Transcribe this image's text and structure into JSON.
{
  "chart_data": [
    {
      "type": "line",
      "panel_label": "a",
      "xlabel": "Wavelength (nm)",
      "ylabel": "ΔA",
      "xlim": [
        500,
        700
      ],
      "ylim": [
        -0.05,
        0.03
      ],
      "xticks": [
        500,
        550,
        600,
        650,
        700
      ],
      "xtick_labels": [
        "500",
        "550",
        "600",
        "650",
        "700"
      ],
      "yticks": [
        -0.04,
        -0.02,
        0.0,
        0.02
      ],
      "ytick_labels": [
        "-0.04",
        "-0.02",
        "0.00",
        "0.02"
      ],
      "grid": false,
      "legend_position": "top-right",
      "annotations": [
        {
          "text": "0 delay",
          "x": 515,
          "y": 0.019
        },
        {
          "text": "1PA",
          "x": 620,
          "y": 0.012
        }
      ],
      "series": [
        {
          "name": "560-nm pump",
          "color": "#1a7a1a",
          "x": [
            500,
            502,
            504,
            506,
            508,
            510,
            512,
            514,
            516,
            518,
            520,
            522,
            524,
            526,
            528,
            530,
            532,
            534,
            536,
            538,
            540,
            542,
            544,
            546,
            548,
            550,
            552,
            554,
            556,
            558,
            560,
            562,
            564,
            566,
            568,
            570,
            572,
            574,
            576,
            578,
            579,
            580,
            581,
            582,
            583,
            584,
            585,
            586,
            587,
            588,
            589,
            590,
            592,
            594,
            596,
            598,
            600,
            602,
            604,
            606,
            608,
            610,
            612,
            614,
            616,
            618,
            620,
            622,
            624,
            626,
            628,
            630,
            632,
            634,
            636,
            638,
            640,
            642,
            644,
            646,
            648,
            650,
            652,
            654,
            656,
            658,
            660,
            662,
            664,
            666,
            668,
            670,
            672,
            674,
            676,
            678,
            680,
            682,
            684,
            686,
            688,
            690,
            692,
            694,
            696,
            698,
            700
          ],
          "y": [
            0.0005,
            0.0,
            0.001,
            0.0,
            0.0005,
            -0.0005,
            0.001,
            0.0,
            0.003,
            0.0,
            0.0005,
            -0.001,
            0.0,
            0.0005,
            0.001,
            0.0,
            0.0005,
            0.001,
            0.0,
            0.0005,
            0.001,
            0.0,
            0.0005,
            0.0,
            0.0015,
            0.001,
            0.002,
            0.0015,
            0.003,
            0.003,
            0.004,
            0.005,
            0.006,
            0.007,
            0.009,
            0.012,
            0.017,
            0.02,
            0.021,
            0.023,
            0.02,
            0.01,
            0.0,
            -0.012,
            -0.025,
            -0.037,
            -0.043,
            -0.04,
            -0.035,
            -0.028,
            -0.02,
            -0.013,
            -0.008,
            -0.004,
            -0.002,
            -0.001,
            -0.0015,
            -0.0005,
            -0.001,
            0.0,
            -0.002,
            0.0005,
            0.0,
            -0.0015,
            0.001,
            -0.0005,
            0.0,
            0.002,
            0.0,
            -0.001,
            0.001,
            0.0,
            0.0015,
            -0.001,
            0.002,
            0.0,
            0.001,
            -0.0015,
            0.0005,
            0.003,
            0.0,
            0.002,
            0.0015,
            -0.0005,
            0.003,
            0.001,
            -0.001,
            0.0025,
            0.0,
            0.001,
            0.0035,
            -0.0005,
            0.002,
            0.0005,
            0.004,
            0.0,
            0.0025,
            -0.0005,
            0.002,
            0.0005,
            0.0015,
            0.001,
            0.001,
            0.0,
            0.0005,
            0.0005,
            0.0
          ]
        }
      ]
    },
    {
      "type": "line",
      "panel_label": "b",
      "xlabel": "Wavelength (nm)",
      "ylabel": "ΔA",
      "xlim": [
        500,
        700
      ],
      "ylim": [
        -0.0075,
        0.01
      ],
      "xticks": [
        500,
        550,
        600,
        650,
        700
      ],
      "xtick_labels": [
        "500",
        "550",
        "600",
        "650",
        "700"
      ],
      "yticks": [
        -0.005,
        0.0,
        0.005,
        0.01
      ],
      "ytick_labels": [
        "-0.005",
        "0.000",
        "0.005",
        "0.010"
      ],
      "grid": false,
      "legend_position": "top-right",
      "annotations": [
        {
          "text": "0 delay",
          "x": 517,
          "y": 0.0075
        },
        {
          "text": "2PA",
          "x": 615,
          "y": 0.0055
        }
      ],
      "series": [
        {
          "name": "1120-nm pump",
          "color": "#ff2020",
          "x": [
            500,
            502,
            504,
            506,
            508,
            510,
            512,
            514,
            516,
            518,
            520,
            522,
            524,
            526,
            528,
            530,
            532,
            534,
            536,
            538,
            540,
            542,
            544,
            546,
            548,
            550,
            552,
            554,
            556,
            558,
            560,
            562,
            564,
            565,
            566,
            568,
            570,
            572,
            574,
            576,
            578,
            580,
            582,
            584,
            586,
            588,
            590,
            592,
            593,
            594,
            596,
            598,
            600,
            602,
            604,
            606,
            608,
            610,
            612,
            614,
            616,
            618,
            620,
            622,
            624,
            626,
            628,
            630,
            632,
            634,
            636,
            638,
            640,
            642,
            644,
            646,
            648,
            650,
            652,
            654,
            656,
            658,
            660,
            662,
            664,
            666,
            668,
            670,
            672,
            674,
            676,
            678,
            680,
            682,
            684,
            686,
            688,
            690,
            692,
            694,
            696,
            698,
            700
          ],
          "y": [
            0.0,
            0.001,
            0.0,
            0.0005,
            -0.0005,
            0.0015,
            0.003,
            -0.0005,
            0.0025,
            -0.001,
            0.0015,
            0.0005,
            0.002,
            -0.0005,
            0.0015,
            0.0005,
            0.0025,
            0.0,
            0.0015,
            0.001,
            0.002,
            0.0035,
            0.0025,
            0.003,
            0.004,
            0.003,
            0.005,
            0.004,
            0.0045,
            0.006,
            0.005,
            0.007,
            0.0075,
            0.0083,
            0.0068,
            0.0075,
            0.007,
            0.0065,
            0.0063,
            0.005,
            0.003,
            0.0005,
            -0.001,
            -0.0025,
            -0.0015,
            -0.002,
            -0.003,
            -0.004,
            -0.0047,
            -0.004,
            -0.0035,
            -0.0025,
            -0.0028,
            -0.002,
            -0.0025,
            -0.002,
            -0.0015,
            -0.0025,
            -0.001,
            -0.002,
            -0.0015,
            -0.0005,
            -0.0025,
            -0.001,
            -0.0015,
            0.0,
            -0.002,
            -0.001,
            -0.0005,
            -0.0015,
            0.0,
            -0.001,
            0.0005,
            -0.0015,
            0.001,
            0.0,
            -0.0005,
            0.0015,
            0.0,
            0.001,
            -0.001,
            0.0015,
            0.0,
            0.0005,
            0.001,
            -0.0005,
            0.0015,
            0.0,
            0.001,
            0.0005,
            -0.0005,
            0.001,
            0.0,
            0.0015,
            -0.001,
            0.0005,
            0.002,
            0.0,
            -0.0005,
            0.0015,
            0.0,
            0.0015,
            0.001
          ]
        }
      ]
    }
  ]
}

#### [JOB]
Restate all of the entries exactly, please.

#### [ANSWER TO THIS PROBLEM]
Transcribe this image's text and structure into JSON.
{
  "chart_data": [
    {
      "type": "line",
      "panel_label": "a",
      "xlabel": "Wavelength (nm)",
      "ylabel": "ΔA",
      "xlim": [
        500,
        700
      ],
      "ylim": [
        -0.05,
        0.03
      ],
      "xticks": [
        500,
        550,
        600,
        650,
        700
      ],
      "xtick_labels": [
        "500",
        "550",
        "600",
        "650",
        "700"
      ],
      "yticks": [
        -0.04,
        -0.02,
        0.0,
        0.02
      ],
      "ytick_labels": [
        "-0.04",
        "-0.02",
        "0.00",
        "0.02"
      ],
      "grid": false,
      "legend_position": "top-right",
      "annotations": [
        {
          "text": "0 delay",
          "x": 515,
          "y": 0.019
        },
        {
          "text": "1PA",
          "x": 620,
          "y": 0.012
        }
      ],
      "series": [
        {
          "name": "560-nm pump",
          "color": "#1a7a1a",
          "x": [
            500,
            502,
            504,
            506,
            508,
            510,
            512,
            514,
            516,
            518,
            520,
            522,
            524,
            526,
            528,
            530,
            532,
            534,
            536,
            538,
            540,
            542,
            544,
            546,
            548,
            550,
            552,
            554,
            556,
            558,
            560,
            562,
            564,
            566,
            568,
            570,
            572,
            574,
            576,
            578,
            579,
            580,
            581,
            582,
            583,
            584,
            585,
            586,
            587,
            588,
            589,
            590,
            592,
            594,
            596,
            598,
            600,
            602,
            604,
            606,
            608,
            610,
            612,
            614,
            616,
            618,
            620,
            622,
            624,
            626,
            628,
            630,
            632,
            634,
            636,
            638,
            640,
            642,
            644,
            646,
            648,
            650,
            652,
            654,
            656,
            658,
            660,
            662,
            664,
            666,
            668,
            670,
            672,
            674,
            676,
            678,
            680,
            682,
            684,
            686,
            688,
            690,
            692,
            694,
            696,
            698,
            700
          ],
          "y": [
            0.0005,
            0.0,
            0.001,
            0.0,
            0.0005,
            -0.0005,
            0.001,
            0.0,
            0.003,
            0.0,
            0.0005,
            -0.001,
            0.0,
            0.0005,
            0.001,
            0.0,
            0.0005,
            0.001,
            0.0,
            0.0005,
            0.001,
            0.0,
            0.0005,
            0.0,
            0.0015,
            0.001,
            0.002,
            0.0015,
            0.003,
            0.003,
            0.004,
            0.005,
            0.006,
            0.007,
            0.009,
            0.012,
            0.017,
            0.02,
            0.021,
            0.023,
            0.02,
            0.01,
            0.0,
            -0.012,
            -0.025,
            -0.037,
            -0.043,
            -0.04,
            -0.035,
            -0.028,
            -0.02,
            -0.013,
            -0.008,
            -0.004,
            -0.002,
            -0.001,
            -0.0015,
            -0.0005,
            -0.001,
            0.0,
            -0.002,
            0.0005,
            0.0,
            -0.0015,
            0.001,
            -0.0005,
            0.0,
            0.002,
            0.0,
            -0.001,
            0.001,
            0.0,
            0.0015,
            -0.001,
            0.002,
            0.0,
            0.001,
            -0.0015,
            0.0005,
            0.003,
            0.0,
            0.002,
            0.0015,
            -0.0005,
            0.003,
            0.001,
            -0.001,
            0.0025,
            0.0,
            0.001,
            0.0035,
            -0.0005,
            0.002,
            0.0005,
            0.004,
            0.0,
            0.0025,
            -0.0005,
            0.002,
            0.0005,
            0.0015,
            0.001,
            0.001,
            0.0,
            0.0005,
            0.0005,
            0.0
          ]
        }
      ]
    },
    {
      "type": "line",
      "panel_label": "b",
      "xlabel": "Wavelength (nm)",
      "ylabel": "ΔA",
      "xlim": [
        500,
        700
      ],
      "ylim": [
        -0.0075,
        0.01
      ],
      "xticks": [
        500,
        550,
        600,
        650,
        700
      ],
      "xtick_labels": [
        "500",
        "550",
        "600",
        "650",
        "700"
      ],
      "yticks": [
        -0.005,
        0.0,
        0.005,
        0.01
      ],
      "ytick_labels": [
        "-0.005",
        "0.000",
        "0.005",
        "0.010"
      ],
      "grid": false,
      "legend_position": "top-right",
      "annotations": [
        {
          "text": "0 delay",
          "x": 517,
          "y": 0.0075
        },
        {
          "text": "2PA",
          "x": 615,
          "y": 0.0055
        }
      ],
      "series": [
        {
          "name": "1120-nm pump",
          "color": "#ff2020",
          "x": [
            500,
            502,
            504,
            506,
            508,
            510,
            512,
            514,
            516,
            518,
            520,
            522,
            524,
            526,
            528,
            530,
            532,
            534,
            536,
            538,
            540,
            542,
            544,
            546,
            548,
            550,
            552,
            554,
            556,
            558,
            560,
            562,
            564,
            565,
            566,
            568,
            570,
            572,
            574,
            576,
            578,
            580,
            582,
            584,
            586,
            588,
            590,
            592,
            593,
            594,
            596,
            598,
            600,
            602,
            604,
            606,
            608,
            610,
            612,
            614,
            616,
            618,
            620,
            622,
            624,
            626,
            628,
            630,
            632,
            634,
            636,
            638,
            640,
            642,
            644,
            646,
            648,
            650,
            652,
            654,
            656,
            658,
            660,
            662,
            664,
            666,
            668,
            670,
            672,
            674,
            676,
            678,
            680,
            682,
            684,
            686,
            688,
            690,
            692,
            694,
            696,
            698,
            700
          ],
          "y": [
            0.0,
            0.001,
            0.0,
            0.0005,
            -0.0005,
            0.0015,
            0.003,
            -0.0005,
            0.0025,
            -0.001,
            0.0015,
            0.0005,
            0.002,
            -0.0005,
            0.0015,
            0.0005,
            0.0025,
            0.0,
            0.0015,
            0.001,
            0.002,
            0.0035,
            0.0025,
            0.003,
            0.004,
            0.003,
            0.005,
            0.004,
            0.0045,
            0.006,
            0.005,
            0.007,
            0.0075,
            0.0083,
            0.0068,
            0.0075,
            0.007,
            0.0065,
            0.0063,
            0.005,
            0.003,
            0.0005,
            -0.001,
            -0.0025,
            -0.0015,
            -0.002,
            -0.003,
            -0.004,
            -0.0047,
            -0.004,
            -0.0035,
            -0.0025,
            -0.0028,
            -0.002,
            -0.0025,
            -0.002,
            -0.0015,
            -0.0025,
            -0.001,
            -0.002,
            -0.0015,
            -0.0005,
            -0.0025,
            -0.001,
            -0.0015,
            0.0,
            -0.002,
            -0.001,
            -0.0005,
            -0.0015,
            0.0,
            -0.001,
            0.0005,
            -0.0015,
            0.001,
            0.0,
            -0.0005,
            0.0015,
            0.0,
            0.001,
            -0.001,
            0.0015,
            0.0,
            0.0005,
            0.001,
            -0.0005,
            0.0015,
            0.0,
            0.001,
            0.0005,
            -0.0005,
            0.001,
            0.0,
            0.0015,
            -0.001,
            0.0005,
            0.002,
            0.0,
            -0.0005,
            0.0015,
            0.0,
            0.0015,
            0.001
          ]
        }
      ]
    }
  ]
}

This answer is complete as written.